---- Extracted data
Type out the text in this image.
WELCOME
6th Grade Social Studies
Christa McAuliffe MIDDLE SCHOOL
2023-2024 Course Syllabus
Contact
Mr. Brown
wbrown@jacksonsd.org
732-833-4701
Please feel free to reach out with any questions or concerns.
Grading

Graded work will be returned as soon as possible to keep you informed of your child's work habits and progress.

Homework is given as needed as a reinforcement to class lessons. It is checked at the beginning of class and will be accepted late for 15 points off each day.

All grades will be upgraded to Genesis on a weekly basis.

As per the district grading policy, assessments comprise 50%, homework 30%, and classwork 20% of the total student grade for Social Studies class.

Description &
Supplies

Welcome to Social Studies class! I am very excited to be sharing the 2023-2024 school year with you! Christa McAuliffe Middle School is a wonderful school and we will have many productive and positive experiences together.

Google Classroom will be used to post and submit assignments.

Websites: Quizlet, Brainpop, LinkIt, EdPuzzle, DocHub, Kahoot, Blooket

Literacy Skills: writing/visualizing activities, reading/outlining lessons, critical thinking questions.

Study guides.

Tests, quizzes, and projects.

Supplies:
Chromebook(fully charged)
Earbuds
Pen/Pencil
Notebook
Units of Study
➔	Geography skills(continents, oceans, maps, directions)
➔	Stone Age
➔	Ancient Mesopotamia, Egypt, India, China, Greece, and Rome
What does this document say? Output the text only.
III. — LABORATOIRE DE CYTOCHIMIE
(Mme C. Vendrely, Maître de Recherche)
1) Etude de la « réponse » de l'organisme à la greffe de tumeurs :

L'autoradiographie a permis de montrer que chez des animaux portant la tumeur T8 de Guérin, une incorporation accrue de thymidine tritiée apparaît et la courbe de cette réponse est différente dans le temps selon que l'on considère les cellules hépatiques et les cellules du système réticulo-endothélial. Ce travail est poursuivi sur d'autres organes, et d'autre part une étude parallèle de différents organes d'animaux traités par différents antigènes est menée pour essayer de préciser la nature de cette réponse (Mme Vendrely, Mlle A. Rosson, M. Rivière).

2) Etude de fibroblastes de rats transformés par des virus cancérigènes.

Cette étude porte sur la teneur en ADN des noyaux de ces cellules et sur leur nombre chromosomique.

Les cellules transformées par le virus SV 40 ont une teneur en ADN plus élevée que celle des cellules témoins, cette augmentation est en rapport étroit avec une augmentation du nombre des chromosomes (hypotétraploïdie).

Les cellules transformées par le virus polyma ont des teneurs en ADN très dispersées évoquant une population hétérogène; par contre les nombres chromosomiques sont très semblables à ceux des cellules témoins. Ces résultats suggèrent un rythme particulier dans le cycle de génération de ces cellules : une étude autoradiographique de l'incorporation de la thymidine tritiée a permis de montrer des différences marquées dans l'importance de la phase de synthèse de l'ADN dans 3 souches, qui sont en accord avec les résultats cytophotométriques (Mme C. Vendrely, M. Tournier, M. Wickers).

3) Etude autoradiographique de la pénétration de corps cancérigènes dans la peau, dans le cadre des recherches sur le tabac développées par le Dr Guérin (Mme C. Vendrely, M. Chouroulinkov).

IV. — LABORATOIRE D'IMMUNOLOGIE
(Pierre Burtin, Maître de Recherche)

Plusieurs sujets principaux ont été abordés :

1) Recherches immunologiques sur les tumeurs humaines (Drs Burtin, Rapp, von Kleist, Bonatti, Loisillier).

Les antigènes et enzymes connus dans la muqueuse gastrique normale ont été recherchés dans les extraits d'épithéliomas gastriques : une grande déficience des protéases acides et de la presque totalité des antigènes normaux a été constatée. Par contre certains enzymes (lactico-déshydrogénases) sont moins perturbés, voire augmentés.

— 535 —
--------
Your goal — Could you tally the lines in these records that contain the word "LABORATOIRE" and give only the result?

Answer for this exercise — 2